WORK INSTRUCTIONS —
The lines to be copied run from the one containing "Enumerate this screenshot's" to the end of the material below; reproduce them exactly, including both ends, and nothing more.

AVAILABLE DATA —

------------------------

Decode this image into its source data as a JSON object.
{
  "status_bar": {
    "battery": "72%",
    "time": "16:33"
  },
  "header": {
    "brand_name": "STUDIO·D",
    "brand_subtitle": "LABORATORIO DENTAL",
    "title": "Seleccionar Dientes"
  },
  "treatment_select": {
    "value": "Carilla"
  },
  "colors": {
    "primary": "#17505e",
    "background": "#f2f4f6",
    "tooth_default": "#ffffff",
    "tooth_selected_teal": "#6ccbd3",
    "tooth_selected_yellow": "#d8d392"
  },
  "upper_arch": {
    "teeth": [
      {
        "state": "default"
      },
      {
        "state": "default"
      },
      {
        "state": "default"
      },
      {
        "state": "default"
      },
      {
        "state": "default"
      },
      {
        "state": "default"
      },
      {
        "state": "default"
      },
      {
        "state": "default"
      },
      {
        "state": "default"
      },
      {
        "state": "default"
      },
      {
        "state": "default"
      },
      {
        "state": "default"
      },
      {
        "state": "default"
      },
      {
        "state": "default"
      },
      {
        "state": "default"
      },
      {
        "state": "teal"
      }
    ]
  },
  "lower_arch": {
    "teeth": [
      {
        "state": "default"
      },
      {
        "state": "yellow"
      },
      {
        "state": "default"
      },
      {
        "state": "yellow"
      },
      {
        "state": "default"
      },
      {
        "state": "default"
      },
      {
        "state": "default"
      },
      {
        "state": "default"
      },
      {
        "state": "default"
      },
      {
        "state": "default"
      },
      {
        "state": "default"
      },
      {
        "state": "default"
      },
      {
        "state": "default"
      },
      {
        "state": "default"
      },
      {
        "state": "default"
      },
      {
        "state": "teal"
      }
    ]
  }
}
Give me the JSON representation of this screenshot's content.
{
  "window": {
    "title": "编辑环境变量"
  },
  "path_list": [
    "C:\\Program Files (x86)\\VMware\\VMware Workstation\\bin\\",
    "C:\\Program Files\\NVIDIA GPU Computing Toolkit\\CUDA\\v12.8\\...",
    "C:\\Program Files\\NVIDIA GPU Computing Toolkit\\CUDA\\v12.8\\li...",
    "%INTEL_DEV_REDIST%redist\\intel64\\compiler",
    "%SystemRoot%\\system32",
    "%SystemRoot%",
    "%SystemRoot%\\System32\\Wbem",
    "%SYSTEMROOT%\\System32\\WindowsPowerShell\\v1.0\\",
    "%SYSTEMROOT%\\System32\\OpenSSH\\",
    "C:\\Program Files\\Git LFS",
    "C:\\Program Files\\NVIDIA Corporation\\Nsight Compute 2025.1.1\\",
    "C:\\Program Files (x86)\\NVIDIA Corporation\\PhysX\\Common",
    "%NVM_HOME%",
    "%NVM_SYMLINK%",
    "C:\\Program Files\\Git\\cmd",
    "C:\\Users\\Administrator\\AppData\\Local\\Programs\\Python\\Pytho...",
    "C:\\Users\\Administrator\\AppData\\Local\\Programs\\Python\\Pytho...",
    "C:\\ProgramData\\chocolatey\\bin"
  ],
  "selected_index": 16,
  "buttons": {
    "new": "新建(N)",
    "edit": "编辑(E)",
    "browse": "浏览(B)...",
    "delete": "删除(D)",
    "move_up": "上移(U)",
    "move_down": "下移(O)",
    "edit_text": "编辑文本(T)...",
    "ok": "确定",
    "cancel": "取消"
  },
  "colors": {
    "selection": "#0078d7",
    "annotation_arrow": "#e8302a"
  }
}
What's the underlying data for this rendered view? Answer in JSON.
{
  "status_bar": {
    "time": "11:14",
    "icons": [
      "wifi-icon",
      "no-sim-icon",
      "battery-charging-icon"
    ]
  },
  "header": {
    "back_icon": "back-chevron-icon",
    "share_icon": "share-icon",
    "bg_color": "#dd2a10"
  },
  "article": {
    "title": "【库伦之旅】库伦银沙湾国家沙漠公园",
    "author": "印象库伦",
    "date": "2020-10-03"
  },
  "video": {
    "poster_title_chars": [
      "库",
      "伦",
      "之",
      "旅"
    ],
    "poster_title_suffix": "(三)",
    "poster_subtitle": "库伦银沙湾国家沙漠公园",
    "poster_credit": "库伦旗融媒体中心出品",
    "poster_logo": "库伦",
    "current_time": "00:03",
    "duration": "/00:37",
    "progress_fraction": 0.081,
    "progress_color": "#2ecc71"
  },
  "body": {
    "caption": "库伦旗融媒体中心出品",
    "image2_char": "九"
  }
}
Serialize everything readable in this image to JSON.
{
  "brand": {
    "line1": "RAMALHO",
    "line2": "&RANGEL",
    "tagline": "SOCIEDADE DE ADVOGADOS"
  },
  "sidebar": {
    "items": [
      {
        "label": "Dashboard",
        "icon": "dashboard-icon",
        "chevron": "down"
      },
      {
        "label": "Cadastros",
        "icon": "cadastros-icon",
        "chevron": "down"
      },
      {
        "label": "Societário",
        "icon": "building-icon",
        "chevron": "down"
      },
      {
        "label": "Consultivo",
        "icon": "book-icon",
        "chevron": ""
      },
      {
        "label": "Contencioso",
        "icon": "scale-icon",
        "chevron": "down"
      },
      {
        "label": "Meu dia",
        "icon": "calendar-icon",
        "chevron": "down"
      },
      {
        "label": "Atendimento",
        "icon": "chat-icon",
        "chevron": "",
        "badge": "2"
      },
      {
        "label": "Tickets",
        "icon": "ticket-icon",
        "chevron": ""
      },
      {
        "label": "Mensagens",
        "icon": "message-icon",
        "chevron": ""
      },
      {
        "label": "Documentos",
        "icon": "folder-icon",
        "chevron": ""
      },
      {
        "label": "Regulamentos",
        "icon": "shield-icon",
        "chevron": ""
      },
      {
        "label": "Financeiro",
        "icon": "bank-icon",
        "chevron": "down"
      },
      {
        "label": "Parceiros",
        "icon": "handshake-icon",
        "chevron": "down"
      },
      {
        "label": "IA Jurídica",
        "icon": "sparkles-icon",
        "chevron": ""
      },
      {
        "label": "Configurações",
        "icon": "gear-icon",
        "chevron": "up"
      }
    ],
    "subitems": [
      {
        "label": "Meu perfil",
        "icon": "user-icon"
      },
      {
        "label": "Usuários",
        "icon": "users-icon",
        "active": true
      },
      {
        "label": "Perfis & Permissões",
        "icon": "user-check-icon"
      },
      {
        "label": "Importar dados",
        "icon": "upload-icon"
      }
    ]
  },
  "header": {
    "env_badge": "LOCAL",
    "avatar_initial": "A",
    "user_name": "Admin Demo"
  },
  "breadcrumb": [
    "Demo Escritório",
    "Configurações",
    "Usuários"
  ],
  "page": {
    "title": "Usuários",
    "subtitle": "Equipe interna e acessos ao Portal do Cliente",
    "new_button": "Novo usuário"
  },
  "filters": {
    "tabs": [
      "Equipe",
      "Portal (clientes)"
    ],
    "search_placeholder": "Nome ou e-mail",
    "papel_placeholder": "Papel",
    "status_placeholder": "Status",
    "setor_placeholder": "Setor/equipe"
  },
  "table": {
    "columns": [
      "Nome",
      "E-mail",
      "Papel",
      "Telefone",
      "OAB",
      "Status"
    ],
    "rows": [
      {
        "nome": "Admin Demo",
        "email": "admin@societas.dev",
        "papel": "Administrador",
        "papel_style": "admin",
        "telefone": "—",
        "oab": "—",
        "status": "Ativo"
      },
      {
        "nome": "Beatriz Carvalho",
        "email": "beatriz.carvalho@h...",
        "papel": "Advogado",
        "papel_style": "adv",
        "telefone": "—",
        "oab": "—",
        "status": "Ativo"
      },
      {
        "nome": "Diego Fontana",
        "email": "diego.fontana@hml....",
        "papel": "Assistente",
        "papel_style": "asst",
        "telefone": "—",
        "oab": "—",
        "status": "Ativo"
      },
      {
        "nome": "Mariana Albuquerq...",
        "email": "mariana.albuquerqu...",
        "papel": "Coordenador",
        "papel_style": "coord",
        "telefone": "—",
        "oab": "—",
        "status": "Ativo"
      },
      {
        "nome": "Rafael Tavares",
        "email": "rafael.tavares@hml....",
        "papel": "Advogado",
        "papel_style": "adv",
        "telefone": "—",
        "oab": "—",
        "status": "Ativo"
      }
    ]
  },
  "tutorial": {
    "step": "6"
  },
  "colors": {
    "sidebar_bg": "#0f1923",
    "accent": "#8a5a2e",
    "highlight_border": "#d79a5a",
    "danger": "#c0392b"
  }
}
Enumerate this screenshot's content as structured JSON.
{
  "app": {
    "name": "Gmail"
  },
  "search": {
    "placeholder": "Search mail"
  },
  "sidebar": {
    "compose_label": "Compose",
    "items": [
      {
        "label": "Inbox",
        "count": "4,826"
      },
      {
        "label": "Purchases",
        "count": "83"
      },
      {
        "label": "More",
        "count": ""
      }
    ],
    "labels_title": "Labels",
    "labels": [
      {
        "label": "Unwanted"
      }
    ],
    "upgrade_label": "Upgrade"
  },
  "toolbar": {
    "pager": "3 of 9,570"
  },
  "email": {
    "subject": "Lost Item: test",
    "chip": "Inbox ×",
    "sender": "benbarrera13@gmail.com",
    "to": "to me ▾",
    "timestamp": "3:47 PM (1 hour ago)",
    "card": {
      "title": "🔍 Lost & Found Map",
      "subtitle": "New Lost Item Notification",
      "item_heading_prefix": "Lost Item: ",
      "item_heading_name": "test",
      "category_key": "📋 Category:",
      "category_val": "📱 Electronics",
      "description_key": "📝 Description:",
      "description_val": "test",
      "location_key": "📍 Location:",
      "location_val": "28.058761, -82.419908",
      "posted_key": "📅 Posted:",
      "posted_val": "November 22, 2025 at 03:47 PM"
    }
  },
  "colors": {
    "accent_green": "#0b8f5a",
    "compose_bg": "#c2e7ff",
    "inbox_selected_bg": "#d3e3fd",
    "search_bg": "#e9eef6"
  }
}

------------------------

EXPECTED OUTPUT —
Enumerate this screenshot's content as structured JSON.
{
  "app": {
    "name": "Gmail"
  },
  "search": {
    "placeholder": "Search mail"
  },
  "sidebar": {
    "compose_label": "Compose",
    "items": [
      {
        "label": "Inbox",
        "count": "4,826"
      },
      {
        "label": "Purchases",
        "count": "83"
      },
      {
        "label": "More",
        "count": ""
      }
    ],
    "labels_title": "Labels",
    "labels": [
      {
        "label": "Unwanted"
      }
    ],
    "upgrade_label": "Upgrade"
  },
  "toolbar": {
    "pager": "3 of 9,570"
  },
  "email": {
    "subject": "Lost Item: test",
    "chip": "Inbox ×",
    "sender": "benbarrera13@gmail.com",
    "to": "to me ▾",
    "timestamp": "3:47 PM (1 hour ago)",
    "card": {
      "title": "🔍 Lost & Found Map",
      "subtitle": "New Lost Item Notification",
      "item_heading_prefix": "Lost Item: ",
      "item_heading_name": "test",
      "category_key": "📋 Category:",
      "category_val": "📱 Electronics",
      "description_key": "📝 Description:",
      "description_val": "test",
      "location_key": "📍 Location:",
      "location_val": "28.058761, -82.419908",
      "posted_key": "📅 Posted:",
      "posted_val": "November 22, 2025 at 03:47 PM"
    }
  },
  "colors": {
    "accent_green": "#0b8f5a",
    "compose_bg": "#c2e7ff",
    "inbox_selected_bg": "#d3e3fd",
    "search_bg": "#e9eef6"
  }
}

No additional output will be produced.